SUPPLIED PASSAGE:
Amateur Space News May 4, 2014

Today’s headlines include high school experiments heading into space, a global volunteer effort to send a rover to the Moon, a student rocketry program, an Indian amateur satellite, cubesats, meteors, Mars, and more.

Virginia high school students explore space. Students in York County designed a radiation shield that Nasa will install on the Orion space capsule’s Exploration Flight Test. A Lafayette High School student conducted microgravity experiments on a Zero Gravity Corporation parabolic flight as part of Nasa’s High School Students United with NASA to Create Hardware program.

Part-Time Scientists are on track for the Moon in this Space.com op-ed from cofounder Robert Böhme. Over 100 volunteers from Brazil, Europe, South Africa, and the United States help build Part Time Scientists’ entry in the Google Lunar X-Prize competition. In the process they will show that space exploration doesn’t have to follow Nasa’s traditional Big Science approach.

Fairborn High School students learn science, teamwork, and leadership through model rocketry. The Air Force Junior ROTC program at the high school uses model rocketry to introduce principles of aerospace engineering, the Fairborn Daily Herald reported.

India’s Hamsat celebrated its 9th year in orbit. The amateur satellite group Amsat India and the Indian Space Research Organization designed Hamsat to provide amateur radio services for South Asia. Amateurs in Denmark and India designed the geosynchronous satellite’s transponders. Although only expected to last 2 years, Hamsat may continue operating for years.

Registrations for a free CubeSat workshop close soon. The UK CubeSat Workshop will be held May 13. Representatives from the UK Space Agency, Planet Labs, and the FUNCube Project will deliver presentations.

(Via Southgate Amateur Radio News)

The American Meteor Society received 44 reports of a fireball over Texas and Arkansas on Saturday.

Astronauts talked the future of space with the Explorers Club in New York. The Gothamist shared photos from the meeting.

TV New Zealand interviewed Mars One candidate Nicola Fahey, one of two Kiwi women advancing to the next round in Mars One selection process.

The Salt Lake Tribune shared news about the Mars Desert Research Station. The Mars analog site is the Mars Society’s main analog research site for researching the technology and techniques of planetary exploration.

WHAT YOU ARE ASKED TO DO:
Copy the stretch of the space news roundup from "(Via Southgate Amateur" through "of planetary exploration.", swapping "fireball" for "bright meteor".

GIVEN DATA:
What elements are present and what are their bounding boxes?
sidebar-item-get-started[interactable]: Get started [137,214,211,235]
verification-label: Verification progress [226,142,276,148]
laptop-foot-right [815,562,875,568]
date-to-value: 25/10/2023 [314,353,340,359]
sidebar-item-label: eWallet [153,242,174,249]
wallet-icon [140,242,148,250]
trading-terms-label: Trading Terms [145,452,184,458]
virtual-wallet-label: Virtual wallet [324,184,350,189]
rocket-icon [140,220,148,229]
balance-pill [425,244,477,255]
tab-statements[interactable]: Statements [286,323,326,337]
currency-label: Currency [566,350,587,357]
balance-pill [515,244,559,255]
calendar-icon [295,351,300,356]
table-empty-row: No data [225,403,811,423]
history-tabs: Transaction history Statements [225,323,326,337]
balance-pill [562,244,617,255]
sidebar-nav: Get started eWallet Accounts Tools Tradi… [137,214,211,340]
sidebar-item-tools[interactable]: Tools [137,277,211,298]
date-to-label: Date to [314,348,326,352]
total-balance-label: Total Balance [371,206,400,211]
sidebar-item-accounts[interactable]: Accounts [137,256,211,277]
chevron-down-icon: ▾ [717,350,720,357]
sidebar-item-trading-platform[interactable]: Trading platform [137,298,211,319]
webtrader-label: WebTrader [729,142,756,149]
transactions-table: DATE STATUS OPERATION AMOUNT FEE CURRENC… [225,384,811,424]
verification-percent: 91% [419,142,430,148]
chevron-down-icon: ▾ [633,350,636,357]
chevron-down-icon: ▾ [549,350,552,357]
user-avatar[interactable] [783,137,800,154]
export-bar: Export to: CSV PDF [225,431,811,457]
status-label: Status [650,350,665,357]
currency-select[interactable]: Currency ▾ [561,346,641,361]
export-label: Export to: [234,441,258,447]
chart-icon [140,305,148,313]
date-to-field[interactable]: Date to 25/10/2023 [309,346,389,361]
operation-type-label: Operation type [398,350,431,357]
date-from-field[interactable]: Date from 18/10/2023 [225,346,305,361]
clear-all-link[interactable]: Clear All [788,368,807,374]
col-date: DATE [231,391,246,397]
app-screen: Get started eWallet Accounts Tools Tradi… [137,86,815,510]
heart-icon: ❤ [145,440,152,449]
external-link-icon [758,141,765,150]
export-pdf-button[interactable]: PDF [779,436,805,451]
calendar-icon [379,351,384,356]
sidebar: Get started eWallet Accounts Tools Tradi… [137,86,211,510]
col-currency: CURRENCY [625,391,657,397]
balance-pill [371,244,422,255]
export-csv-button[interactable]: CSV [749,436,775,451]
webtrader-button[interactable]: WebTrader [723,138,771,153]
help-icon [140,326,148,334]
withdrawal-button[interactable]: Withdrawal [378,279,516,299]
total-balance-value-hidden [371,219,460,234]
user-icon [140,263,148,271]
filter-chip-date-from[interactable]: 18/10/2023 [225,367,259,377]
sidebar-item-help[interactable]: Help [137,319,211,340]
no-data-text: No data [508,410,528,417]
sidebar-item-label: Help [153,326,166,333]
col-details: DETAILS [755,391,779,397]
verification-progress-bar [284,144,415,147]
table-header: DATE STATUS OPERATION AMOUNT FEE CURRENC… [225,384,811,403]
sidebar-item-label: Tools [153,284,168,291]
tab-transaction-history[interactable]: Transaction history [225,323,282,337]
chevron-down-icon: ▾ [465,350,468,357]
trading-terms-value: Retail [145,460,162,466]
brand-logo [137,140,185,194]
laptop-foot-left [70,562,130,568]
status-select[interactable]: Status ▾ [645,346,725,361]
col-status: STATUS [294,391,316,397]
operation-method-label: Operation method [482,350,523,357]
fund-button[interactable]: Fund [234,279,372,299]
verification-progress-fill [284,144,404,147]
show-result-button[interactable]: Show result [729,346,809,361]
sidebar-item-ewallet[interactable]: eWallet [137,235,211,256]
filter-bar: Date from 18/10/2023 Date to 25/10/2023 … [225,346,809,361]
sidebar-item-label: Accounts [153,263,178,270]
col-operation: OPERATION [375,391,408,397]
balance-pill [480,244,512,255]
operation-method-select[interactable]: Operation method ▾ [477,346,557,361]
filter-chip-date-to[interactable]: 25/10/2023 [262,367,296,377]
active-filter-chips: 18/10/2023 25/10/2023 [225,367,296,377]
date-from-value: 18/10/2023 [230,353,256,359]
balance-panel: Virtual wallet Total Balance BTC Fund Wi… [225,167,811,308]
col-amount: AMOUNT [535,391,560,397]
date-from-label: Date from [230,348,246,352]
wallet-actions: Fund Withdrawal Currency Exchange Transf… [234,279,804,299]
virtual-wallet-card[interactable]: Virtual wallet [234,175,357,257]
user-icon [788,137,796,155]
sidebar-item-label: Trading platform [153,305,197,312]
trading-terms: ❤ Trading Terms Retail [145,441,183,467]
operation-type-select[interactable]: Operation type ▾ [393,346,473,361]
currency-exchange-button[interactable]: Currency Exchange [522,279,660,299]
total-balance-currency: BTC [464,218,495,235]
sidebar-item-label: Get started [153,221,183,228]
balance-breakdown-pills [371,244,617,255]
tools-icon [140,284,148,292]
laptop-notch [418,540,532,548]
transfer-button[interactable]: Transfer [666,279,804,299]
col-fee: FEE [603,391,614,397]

TASK SOLUTION:
(Via Southgate Amateur Radio News)

The American Meteor Society received 44 reports of a bright meteor over Texas and Arkansas on Saturday.

Astronauts talked the future of space with the Explorers Club in New York. The Gothamist shared photos from the meeting.

TV New Zealand interviewed Mars One candidate Nicola Fahey, one of two Kiwi women advancing to the next round in Mars One selection process.

The Salt Lake Tribune shared news about the Mars Desert Research Station. The Mars analog site is the Mars Society’s main analog research site for researching the technology and techniques of planetary exploration.